_Supplied records_
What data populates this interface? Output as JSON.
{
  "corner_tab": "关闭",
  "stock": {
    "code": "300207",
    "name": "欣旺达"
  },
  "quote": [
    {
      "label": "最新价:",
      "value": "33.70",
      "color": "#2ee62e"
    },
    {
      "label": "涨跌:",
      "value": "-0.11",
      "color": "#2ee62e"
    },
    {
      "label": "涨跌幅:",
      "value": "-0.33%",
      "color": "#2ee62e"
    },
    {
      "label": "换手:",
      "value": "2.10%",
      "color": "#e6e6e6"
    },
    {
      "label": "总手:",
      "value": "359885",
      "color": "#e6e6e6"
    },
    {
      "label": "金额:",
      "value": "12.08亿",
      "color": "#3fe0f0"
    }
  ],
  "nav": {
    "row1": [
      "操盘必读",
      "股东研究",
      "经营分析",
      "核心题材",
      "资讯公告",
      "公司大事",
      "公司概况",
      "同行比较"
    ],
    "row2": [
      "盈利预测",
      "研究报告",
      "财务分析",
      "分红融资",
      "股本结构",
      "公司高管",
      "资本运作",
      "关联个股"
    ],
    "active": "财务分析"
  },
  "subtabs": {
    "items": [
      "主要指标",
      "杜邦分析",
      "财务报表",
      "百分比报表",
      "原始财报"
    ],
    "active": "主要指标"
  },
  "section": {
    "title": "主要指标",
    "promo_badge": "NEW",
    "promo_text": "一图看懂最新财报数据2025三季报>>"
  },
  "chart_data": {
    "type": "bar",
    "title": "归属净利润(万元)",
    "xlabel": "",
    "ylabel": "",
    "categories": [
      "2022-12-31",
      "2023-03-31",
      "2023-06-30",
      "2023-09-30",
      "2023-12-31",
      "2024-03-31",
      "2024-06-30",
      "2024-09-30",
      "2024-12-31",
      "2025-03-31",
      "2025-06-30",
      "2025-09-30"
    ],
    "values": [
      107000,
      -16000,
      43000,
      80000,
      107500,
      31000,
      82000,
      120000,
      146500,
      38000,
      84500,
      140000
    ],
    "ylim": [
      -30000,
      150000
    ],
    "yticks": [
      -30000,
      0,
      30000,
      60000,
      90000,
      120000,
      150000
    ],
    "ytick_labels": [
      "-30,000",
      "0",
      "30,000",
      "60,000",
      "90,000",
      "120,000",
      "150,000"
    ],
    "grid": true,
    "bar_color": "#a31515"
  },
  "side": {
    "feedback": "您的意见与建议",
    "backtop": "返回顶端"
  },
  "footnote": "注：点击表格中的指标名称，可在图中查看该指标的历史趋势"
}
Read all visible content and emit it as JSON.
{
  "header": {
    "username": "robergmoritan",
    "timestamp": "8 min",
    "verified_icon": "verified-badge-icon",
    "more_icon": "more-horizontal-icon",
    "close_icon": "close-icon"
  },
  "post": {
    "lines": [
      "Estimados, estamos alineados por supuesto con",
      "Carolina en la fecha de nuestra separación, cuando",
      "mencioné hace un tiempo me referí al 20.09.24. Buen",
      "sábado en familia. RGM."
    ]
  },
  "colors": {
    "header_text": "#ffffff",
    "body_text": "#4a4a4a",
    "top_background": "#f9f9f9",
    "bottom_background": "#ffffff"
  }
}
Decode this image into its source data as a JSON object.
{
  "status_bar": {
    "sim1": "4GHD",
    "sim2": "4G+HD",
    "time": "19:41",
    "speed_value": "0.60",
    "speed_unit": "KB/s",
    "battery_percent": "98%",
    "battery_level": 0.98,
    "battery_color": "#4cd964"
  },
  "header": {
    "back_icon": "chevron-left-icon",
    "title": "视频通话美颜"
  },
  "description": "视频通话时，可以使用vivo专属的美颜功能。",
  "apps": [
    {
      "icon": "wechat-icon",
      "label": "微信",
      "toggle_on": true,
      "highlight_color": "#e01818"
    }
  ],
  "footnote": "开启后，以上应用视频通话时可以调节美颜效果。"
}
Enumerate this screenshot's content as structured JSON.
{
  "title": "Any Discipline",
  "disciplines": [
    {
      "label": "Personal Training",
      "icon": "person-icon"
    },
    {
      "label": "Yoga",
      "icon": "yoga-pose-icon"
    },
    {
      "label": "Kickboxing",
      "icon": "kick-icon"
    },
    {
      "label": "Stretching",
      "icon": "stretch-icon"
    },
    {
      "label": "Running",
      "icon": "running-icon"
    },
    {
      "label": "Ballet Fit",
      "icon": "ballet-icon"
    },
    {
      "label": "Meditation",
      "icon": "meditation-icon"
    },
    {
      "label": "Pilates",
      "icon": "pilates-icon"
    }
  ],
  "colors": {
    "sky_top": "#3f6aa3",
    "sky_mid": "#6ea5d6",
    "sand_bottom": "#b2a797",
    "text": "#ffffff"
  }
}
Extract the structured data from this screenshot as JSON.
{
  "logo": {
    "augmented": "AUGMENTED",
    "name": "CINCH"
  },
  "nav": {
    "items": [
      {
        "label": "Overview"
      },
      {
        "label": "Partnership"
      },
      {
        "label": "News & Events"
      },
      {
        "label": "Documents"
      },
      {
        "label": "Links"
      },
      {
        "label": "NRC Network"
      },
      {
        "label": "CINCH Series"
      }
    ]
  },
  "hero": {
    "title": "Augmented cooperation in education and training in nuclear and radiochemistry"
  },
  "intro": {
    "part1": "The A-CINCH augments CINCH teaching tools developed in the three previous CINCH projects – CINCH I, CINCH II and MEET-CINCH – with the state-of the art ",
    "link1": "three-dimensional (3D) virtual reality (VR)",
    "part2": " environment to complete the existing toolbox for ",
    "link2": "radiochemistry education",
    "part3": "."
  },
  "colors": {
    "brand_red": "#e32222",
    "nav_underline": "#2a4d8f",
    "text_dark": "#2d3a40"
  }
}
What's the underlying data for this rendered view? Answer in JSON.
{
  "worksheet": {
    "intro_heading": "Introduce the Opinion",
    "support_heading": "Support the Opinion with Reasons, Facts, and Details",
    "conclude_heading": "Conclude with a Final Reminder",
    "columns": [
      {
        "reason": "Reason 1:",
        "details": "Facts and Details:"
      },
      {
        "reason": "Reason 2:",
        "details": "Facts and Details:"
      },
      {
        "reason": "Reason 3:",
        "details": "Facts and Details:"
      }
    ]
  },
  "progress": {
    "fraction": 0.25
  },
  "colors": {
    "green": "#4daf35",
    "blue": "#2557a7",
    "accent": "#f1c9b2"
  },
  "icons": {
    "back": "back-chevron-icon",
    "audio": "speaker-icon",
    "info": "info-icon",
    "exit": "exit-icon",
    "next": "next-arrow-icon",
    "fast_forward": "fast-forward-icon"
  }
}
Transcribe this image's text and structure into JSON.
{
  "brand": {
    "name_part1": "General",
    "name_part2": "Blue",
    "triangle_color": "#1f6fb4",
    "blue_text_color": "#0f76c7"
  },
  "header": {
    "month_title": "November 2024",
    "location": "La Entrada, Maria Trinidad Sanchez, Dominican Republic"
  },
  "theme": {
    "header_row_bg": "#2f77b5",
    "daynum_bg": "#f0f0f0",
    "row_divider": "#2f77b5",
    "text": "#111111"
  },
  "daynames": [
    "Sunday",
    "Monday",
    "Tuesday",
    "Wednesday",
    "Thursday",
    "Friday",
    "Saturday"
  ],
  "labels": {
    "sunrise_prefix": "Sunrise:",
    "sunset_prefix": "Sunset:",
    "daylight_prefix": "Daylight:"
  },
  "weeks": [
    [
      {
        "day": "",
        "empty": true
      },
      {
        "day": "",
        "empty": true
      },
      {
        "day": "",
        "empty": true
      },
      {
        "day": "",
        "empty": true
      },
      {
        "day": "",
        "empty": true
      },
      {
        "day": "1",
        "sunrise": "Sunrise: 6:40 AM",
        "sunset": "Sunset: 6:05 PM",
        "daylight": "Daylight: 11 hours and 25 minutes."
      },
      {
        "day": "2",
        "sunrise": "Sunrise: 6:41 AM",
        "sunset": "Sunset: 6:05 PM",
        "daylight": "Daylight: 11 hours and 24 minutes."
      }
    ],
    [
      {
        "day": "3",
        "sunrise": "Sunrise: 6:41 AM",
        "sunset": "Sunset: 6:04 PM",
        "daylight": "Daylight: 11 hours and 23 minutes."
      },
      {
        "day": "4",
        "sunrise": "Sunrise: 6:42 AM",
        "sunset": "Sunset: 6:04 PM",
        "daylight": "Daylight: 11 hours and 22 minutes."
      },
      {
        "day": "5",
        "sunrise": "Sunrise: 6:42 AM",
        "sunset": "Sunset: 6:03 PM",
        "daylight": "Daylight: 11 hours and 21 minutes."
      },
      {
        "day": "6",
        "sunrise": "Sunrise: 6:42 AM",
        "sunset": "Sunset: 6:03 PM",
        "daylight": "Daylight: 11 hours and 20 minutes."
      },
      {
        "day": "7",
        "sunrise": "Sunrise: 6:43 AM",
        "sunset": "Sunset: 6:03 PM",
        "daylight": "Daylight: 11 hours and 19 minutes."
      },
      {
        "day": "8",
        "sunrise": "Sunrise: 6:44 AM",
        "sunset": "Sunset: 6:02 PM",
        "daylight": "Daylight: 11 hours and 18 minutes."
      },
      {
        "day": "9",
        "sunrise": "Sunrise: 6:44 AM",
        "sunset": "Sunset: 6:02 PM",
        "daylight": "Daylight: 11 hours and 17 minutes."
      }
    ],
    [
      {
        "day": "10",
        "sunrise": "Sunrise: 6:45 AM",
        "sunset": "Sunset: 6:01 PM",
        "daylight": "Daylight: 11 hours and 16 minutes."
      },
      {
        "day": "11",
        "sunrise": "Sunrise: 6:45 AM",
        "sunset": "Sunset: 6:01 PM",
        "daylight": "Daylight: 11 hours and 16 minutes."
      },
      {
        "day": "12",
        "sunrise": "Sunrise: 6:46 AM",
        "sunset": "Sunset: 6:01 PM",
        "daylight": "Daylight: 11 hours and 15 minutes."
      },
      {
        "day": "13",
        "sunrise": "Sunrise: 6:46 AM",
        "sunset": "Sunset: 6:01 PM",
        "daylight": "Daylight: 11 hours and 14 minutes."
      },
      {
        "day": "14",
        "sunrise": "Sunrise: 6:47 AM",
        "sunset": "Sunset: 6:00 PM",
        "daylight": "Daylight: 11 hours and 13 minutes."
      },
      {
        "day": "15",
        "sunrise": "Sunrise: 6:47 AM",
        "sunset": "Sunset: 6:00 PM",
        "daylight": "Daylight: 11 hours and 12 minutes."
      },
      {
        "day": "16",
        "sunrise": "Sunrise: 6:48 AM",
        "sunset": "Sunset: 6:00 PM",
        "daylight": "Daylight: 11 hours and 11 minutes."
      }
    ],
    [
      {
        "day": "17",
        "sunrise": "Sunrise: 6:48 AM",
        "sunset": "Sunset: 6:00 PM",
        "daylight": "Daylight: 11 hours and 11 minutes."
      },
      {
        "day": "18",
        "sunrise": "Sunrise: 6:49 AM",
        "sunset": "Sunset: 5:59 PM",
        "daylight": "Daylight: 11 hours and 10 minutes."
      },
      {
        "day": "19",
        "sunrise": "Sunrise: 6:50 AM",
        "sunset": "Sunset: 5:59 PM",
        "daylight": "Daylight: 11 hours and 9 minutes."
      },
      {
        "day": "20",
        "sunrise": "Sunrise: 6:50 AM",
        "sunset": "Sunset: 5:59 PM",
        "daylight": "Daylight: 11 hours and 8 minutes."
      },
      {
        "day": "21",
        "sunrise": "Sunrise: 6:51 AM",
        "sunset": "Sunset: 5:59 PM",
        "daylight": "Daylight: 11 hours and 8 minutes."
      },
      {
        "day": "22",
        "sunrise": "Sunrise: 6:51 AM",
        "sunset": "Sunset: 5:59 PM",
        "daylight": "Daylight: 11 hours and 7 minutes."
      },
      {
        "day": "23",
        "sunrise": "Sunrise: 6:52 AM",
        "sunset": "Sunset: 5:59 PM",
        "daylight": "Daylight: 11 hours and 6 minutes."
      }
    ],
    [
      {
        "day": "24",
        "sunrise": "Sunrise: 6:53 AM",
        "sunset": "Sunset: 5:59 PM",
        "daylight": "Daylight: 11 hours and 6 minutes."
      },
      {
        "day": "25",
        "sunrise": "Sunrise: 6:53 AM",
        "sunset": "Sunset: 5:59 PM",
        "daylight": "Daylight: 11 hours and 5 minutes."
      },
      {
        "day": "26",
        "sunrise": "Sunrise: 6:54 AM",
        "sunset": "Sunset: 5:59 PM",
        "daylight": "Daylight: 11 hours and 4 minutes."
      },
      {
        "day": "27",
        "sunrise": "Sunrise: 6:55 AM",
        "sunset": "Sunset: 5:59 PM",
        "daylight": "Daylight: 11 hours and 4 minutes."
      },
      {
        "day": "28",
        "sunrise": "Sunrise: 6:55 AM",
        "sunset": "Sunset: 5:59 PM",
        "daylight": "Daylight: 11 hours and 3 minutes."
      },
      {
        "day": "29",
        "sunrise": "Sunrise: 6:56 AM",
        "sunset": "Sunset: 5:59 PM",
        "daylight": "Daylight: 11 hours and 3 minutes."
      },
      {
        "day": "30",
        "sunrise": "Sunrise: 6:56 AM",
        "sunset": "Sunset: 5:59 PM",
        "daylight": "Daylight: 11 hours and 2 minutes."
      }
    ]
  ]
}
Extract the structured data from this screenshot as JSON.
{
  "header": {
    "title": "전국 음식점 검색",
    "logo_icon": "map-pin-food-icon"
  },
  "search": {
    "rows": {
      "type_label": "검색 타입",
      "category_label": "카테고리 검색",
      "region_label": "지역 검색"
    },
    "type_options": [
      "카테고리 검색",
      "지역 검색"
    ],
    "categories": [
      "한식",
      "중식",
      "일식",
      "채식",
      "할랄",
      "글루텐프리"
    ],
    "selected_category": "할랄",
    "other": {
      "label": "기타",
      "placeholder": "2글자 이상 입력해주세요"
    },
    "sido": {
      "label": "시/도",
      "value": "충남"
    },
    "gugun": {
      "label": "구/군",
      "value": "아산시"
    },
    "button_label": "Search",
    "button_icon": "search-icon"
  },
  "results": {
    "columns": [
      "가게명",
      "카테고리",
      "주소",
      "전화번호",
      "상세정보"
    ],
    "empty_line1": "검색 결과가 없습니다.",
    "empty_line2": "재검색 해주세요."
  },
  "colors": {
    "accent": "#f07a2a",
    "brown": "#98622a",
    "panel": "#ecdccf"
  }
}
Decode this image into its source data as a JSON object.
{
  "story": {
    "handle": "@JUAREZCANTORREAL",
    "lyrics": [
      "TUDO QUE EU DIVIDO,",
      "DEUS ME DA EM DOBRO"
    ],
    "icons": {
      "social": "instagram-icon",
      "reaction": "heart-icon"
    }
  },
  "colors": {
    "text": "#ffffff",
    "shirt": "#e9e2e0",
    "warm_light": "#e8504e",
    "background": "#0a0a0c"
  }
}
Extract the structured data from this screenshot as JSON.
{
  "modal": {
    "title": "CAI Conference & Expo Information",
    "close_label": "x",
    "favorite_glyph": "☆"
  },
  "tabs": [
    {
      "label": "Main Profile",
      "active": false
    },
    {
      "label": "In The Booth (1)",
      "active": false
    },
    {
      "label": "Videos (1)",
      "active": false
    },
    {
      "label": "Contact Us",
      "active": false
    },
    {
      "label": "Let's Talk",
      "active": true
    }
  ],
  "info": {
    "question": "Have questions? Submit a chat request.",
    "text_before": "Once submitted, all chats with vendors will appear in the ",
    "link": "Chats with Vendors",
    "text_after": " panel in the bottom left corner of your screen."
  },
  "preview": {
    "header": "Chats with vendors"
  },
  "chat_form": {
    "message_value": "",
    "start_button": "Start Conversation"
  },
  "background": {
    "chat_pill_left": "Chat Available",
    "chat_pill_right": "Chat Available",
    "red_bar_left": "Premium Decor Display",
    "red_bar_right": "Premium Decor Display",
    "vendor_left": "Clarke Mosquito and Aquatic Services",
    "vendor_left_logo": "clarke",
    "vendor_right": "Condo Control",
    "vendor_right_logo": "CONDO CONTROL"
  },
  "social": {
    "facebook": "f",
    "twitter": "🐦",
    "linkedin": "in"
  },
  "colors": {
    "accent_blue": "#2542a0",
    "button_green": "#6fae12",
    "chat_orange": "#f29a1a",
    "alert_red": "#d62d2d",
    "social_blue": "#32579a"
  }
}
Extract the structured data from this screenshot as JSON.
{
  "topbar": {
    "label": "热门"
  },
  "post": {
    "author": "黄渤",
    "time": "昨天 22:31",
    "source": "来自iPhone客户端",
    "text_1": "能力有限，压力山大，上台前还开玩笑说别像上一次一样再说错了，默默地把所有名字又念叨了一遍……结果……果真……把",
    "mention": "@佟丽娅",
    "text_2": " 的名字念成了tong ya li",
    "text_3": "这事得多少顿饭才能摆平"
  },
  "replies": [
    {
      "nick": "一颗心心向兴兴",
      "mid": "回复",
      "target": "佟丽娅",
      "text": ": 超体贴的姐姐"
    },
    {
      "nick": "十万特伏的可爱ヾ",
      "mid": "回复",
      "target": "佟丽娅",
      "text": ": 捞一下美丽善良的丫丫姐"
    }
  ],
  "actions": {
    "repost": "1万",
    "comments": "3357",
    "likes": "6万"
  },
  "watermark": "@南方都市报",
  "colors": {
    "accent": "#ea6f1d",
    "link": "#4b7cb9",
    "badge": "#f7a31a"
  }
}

_Exercise_
Extract, from the listing above, every line where the string "Decor" occurs.

_Task response_
    "red_bar_left": "Premium Decor Display",
    "red_bar_right": "Premium Decor Display",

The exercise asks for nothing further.